◆ Records ◆
☆ ☆ ☆ ☆ ☆
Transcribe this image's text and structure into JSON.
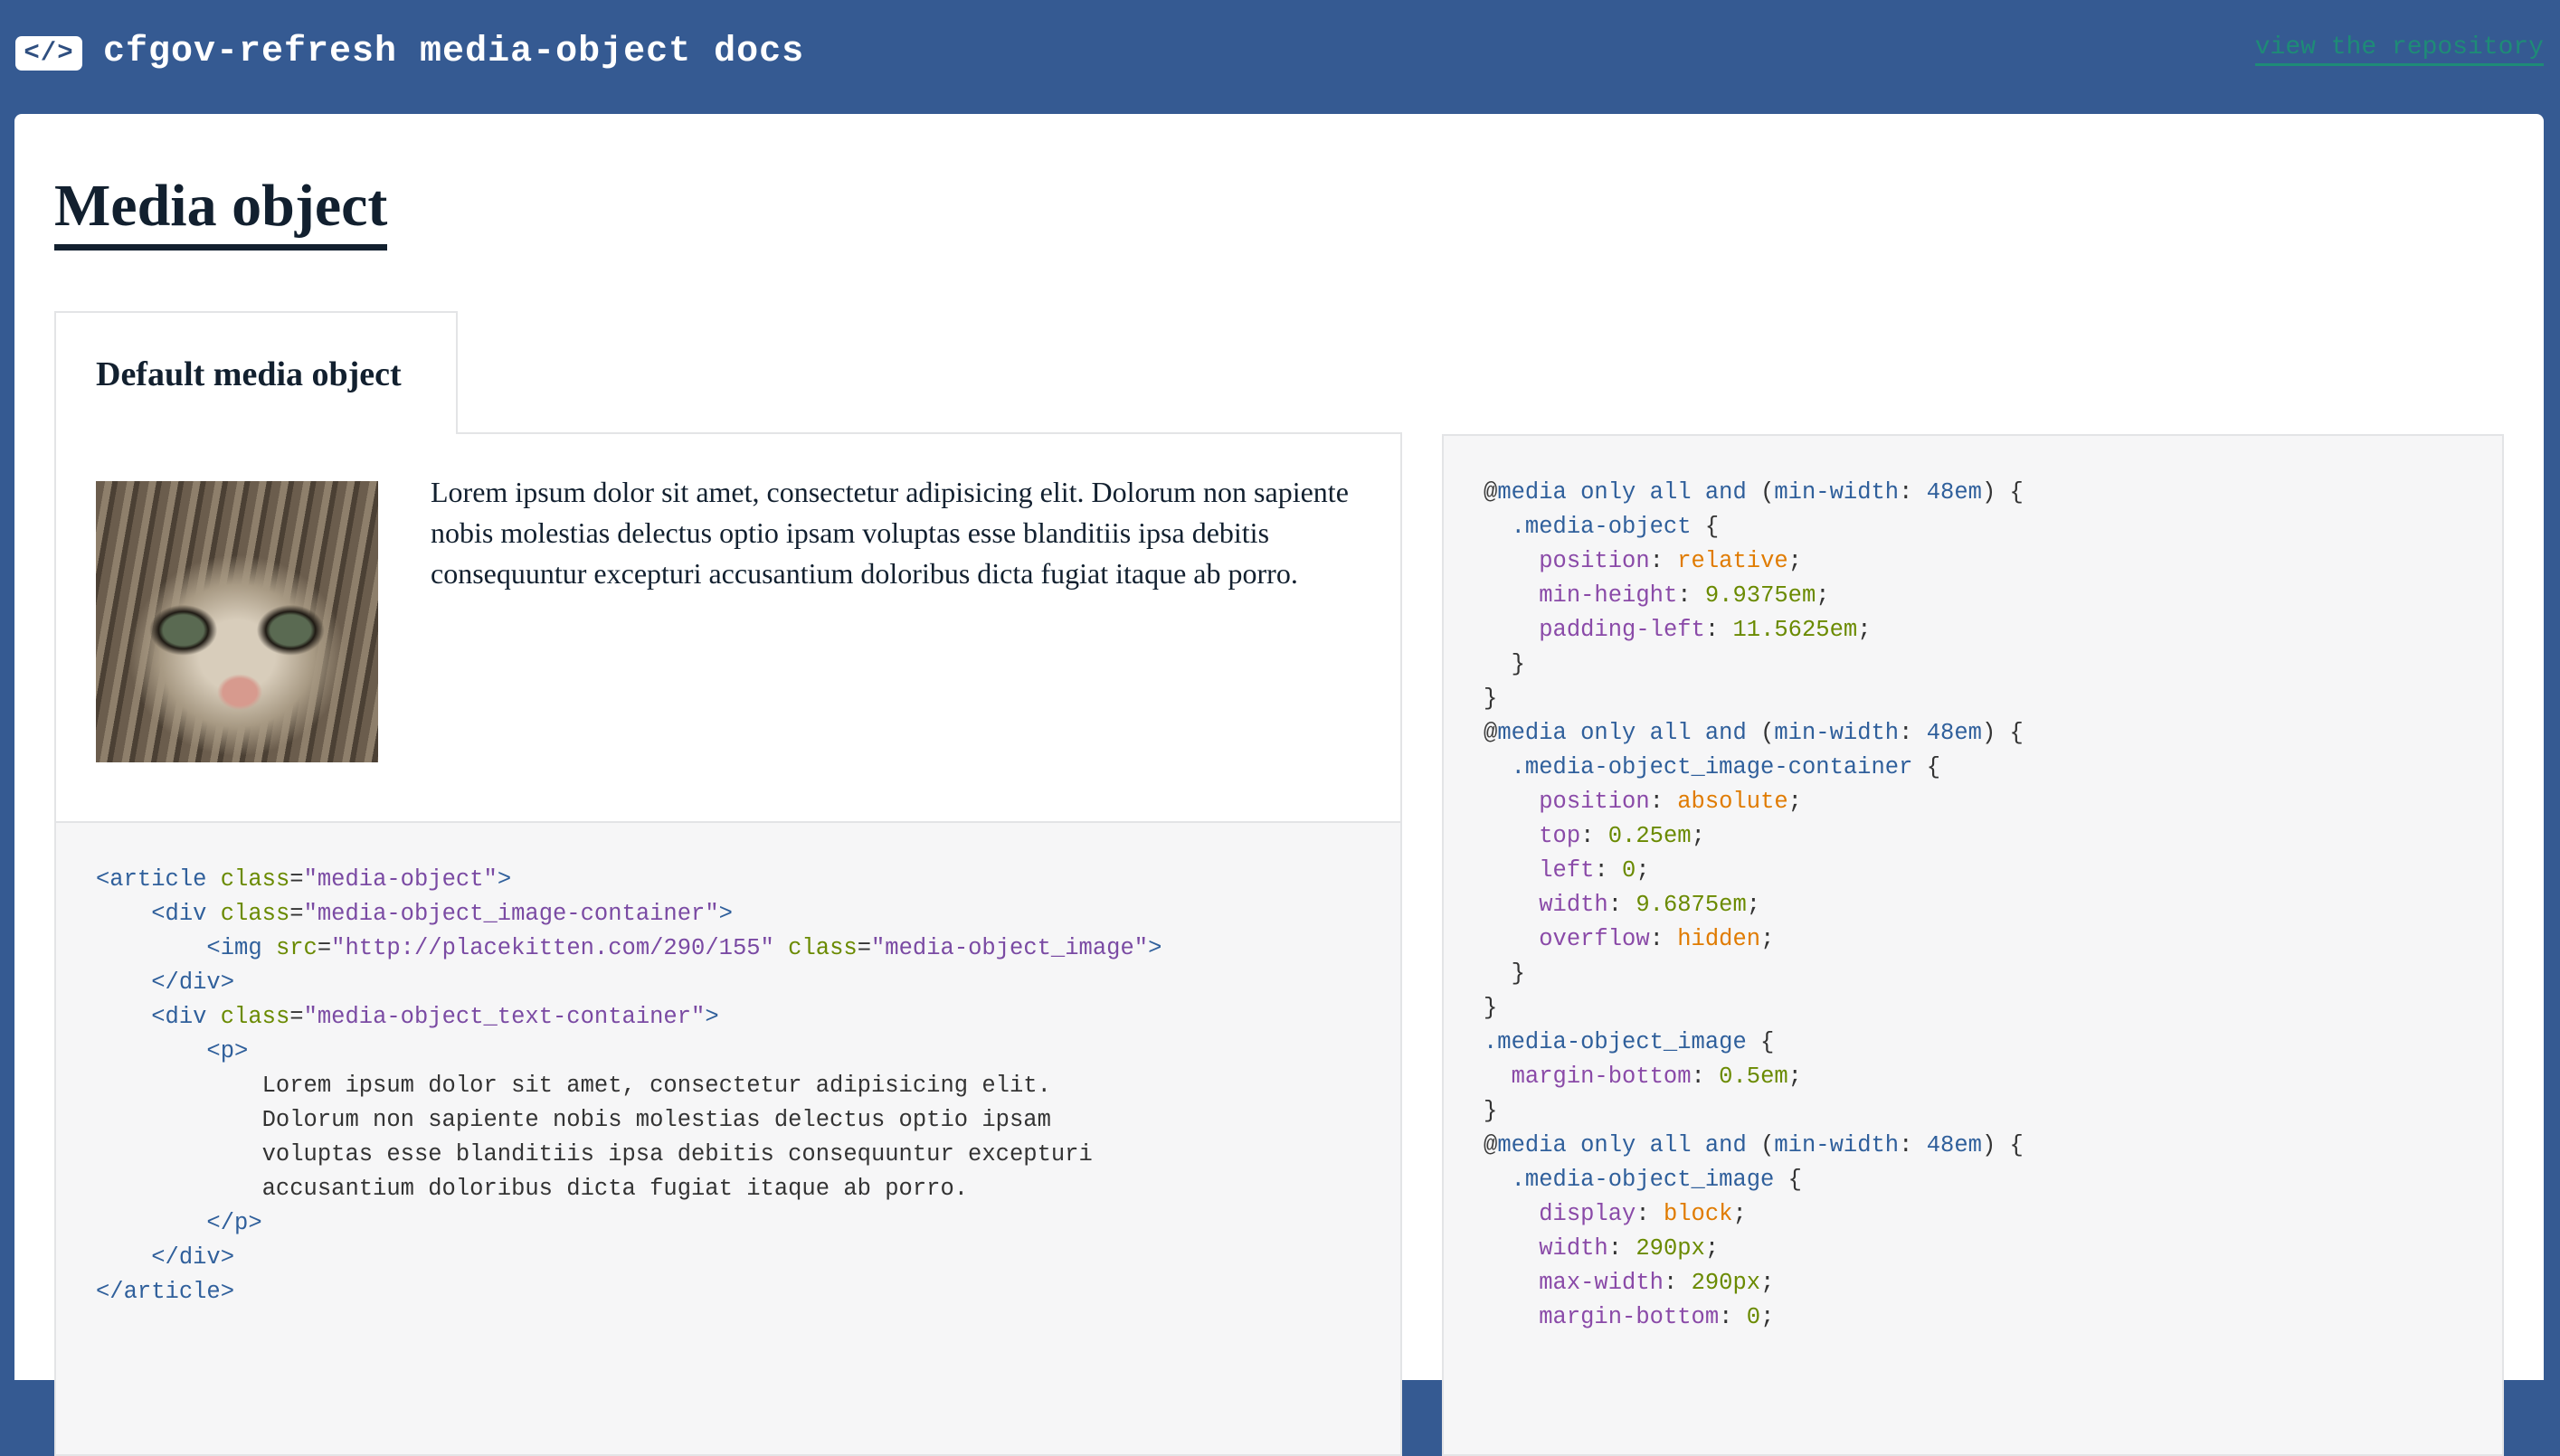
{
  "header": {
    "badge": "</>",
    "title": "cfgov-refresh media-object docs",
    "repo_link": "view the repository"
  },
  "page": {
    "title": "Media object",
    "tab_label": "Default media object",
    "demo_text": "Lorem ipsum dolor sit amet, consectetur adipisicing elit. Dolorum non sapiente nobis molestias delectus optio ipsam voluptas esse blanditiis ipsa debitis consequuntur excepturi accusantium doloribus dicta fugiat itaque ab porro.",
    "image_alt": "kitten photo"
  },
  "html_code": [
    [
      {
        "c": "tag",
        "t": "<article "
      },
      {
        "c": "attr",
        "t": "class"
      },
      {
        "c": "pun",
        "t": "="
      },
      {
        "c": "val",
        "t": "\"media-object\""
      },
      {
        "c": "tag",
        "t": ">"
      }
    ],
    [
      {
        "c": "pun",
        "t": "    "
      },
      {
        "c": "tag",
        "t": "<div "
      },
      {
        "c": "attr",
        "t": "class"
      },
      {
        "c": "pun",
        "t": "="
      },
      {
        "c": "val",
        "t": "\"media-object_image-container\""
      },
      {
        "c": "tag",
        "t": ">"
      }
    ],
    [
      {
        "c": "pun",
        "t": "        "
      },
      {
        "c": "tag",
        "t": "<img "
      },
      {
        "c": "attr",
        "t": "src"
      },
      {
        "c": "pun",
        "t": "="
      },
      {
        "c": "val",
        "t": "\"http://placekitten.com/290/155\""
      },
      {
        "c": "pun",
        "t": " "
      },
      {
        "c": "attr",
        "t": "class"
      },
      {
        "c": "pun",
        "t": "="
      },
      {
        "c": "val",
        "t": "\"media-object_image\""
      },
      {
        "c": "tag",
        "t": ">"
      }
    ],
    [
      {
        "c": "pun",
        "t": "    "
      },
      {
        "c": "tag",
        "t": "</div>"
      }
    ],
    [
      {
        "c": "pun",
        "t": "    "
      },
      {
        "c": "tag",
        "t": "<div "
      },
      {
        "c": "attr",
        "t": "class"
      },
      {
        "c": "pun",
        "t": "="
      },
      {
        "c": "val",
        "t": "\"media-object_text-container\""
      },
      {
        "c": "tag",
        "t": ">"
      }
    ],
    [
      {
        "c": "pun",
        "t": "        "
      },
      {
        "c": "tag",
        "t": "<p>"
      }
    ],
    [
      {
        "c": "pun",
        "t": "            Lorem ipsum dolor sit amet, consectetur adipisicing elit."
      }
    ],
    [
      {
        "c": "pun",
        "t": "            Dolorum non sapiente nobis molestias delectus optio ipsam"
      }
    ],
    [
      {
        "c": "pun",
        "t": "            voluptas esse blanditiis ipsa debitis consequuntur excepturi"
      }
    ],
    [
      {
        "c": "pun",
        "t": "            accusantium doloribus dicta fugiat itaque ab porro."
      }
    ],
    [
      {
        "c": "pun",
        "t": "        "
      },
      {
        "c": "tag",
        "t": "</p>"
      }
    ],
    [
      {
        "c": "pun",
        "t": "    "
      },
      {
        "c": "tag",
        "t": "</div>"
      }
    ],
    [
      {
        "c": "tag",
        "t": "</article>"
      }
    ]
  ],
  "css_code": [
    [
      {
        "c": "at",
        "t": "@"
      },
      {
        "c": "kw",
        "t": "media only all and "
      },
      {
        "c": "pun",
        "t": "("
      },
      {
        "c": "kw",
        "t": "min-width"
      },
      {
        "c": "pun",
        "t": ": "
      },
      {
        "c": "kw",
        "t": "48em"
      },
      {
        "c": "pun",
        "t": ") {"
      }
    ],
    [
      {
        "c": "pun",
        "t": "  "
      },
      {
        "c": "sel",
        "t": ".media-object"
      },
      {
        "c": "pun",
        "t": " {"
      }
    ],
    [
      {
        "c": "pun",
        "t": "    "
      },
      {
        "c": "prop",
        "t": "position"
      },
      {
        "c": "pun",
        "t": ": "
      },
      {
        "c": "str",
        "t": "relative"
      },
      {
        "c": "pun",
        "t": ";"
      }
    ],
    [
      {
        "c": "pun",
        "t": "    "
      },
      {
        "c": "prop",
        "t": "min-height"
      },
      {
        "c": "pun",
        "t": ": "
      },
      {
        "c": "num",
        "t": "9.9375em"
      },
      {
        "c": "pun",
        "t": ";"
      }
    ],
    [
      {
        "c": "pun",
        "t": "    "
      },
      {
        "c": "prop",
        "t": "padding-left"
      },
      {
        "c": "pun",
        "t": ": "
      },
      {
        "c": "num",
        "t": "11.5625em"
      },
      {
        "c": "pun",
        "t": ";"
      }
    ],
    [
      {
        "c": "pun",
        "t": "  }"
      }
    ],
    [
      {
        "c": "pun",
        "t": "}"
      }
    ],
    [
      {
        "c": "at",
        "t": "@"
      },
      {
        "c": "kw",
        "t": "media only all and "
      },
      {
        "c": "pun",
        "t": "("
      },
      {
        "c": "kw",
        "t": "min-width"
      },
      {
        "c": "pun",
        "t": ": "
      },
      {
        "c": "kw",
        "t": "48em"
      },
      {
        "c": "pun",
        "t": ") {"
      }
    ],
    [
      {
        "c": "pun",
        "t": "  "
      },
      {
        "c": "sel",
        "t": ".media-object_image-container"
      },
      {
        "c": "pun",
        "t": " {"
      }
    ],
    [
      {
        "c": "pun",
        "t": "    "
      },
      {
        "c": "prop",
        "t": "position"
      },
      {
        "c": "pun",
        "t": ": "
      },
      {
        "c": "str",
        "t": "absolute"
      },
      {
        "c": "pun",
        "t": ";"
      }
    ],
    [
      {
        "c": "pun",
        "t": "    "
      },
      {
        "c": "prop",
        "t": "top"
      },
      {
        "c": "pun",
        "t": ": "
      },
      {
        "c": "num",
        "t": "0.25em"
      },
      {
        "c": "pun",
        "t": ";"
      }
    ],
    [
      {
        "c": "pun",
        "t": "    "
      },
      {
        "c": "prop",
        "t": "left"
      },
      {
        "c": "pun",
        "t": ": "
      },
      {
        "c": "num",
        "t": "0"
      },
      {
        "c": "pun",
        "t": ";"
      }
    ],
    [
      {
        "c": "pun",
        "t": "    "
      },
      {
        "c": "prop",
        "t": "width"
      },
      {
        "c": "pun",
        "t": ": "
      },
      {
        "c": "num",
        "t": "9.6875em"
      },
      {
        "c": "pun",
        "t": ";"
      }
    ],
    [
      {
        "c": "pun",
        "t": "    "
      },
      {
        "c": "prop",
        "t": "overflow"
      },
      {
        "c": "pun",
        "t": ": "
      },
      {
        "c": "str",
        "t": "hidden"
      },
      {
        "c": "pun",
        "t": ";"
      }
    ],
    [
      {
        "c": "pun",
        "t": "  }"
      }
    ],
    [
      {
        "c": "pun",
        "t": "}"
      }
    ],
    [
      {
        "c": "sel",
        "t": ".media-object_image"
      },
      {
        "c": "pun",
        "t": " {"
      }
    ],
    [
      {
        "c": "pun",
        "t": "  "
      },
      {
        "c": "prop",
        "t": "margin-bottom"
      },
      {
        "c": "pun",
        "t": ": "
      },
      {
        "c": "num",
        "t": "0.5em"
      },
      {
        "c": "pun",
        "t": ";"
      }
    ],
    [
      {
        "c": "pun",
        "t": "}"
      }
    ],
    [
      {
        "c": "at",
        "t": "@"
      },
      {
        "c": "kw",
        "t": "media only all and "
      },
      {
        "c": "pun",
        "t": "("
      },
      {
        "c": "kw",
        "t": "min-width"
      },
      {
        "c": "pun",
        "t": ": "
      },
      {
        "c": "kw",
        "t": "48em"
      },
      {
        "c": "pun",
        "t": ") {"
      }
    ],
    [
      {
        "c": "pun",
        "t": "  "
      },
      {
        "c": "sel",
        "t": ".media-object_image"
      },
      {
        "c": "pun",
        "t": " {"
      }
    ],
    [
      {
        "c": "pun",
        "t": "    "
      },
      {
        "c": "prop",
        "t": "display"
      },
      {
        "c": "pun",
        "t": ": "
      },
      {
        "c": "str",
        "t": "block"
      },
      {
        "c": "pun",
        "t": ";"
      }
    ],
    [
      {
        "c": "pun",
        "t": "    "
      },
      {
        "c": "prop",
        "t": "width"
      },
      {
        "c": "pun",
        "t": ": "
      },
      {
        "c": "num",
        "t": "290px"
      },
      {
        "c": "pun",
        "t": ";"
      }
    ],
    [
      {
        "c": "pun",
        "t": "    "
      },
      {
        "c": "prop",
        "t": "max-width"
      },
      {
        "c": "pun",
        "t": ": "
      },
      {
        "c": "num",
        "t": "290px"
      },
      {
        "c": "pun",
        "t": ";"
      }
    ],
    [
      {
        "c": "pun",
        "t": "    "
      },
      {
        "c": "prop",
        "t": "margin-bottom"
      },
      {
        "c": "pun",
        "t": ": "
      },
      {
        "c": "num",
        "t": "0"
      },
      {
        "c": "pun",
        "t": ";"
      }
    ]
  ]
}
☆ ☆ ☆ ☆ ☆
Go through the listing above and locate each line that holds the word "container". Copy those lines.

        "t": "\"media-object_image-container\""
        "t": "\"media-object_text-container\""
        "t": ".media-object_image-container"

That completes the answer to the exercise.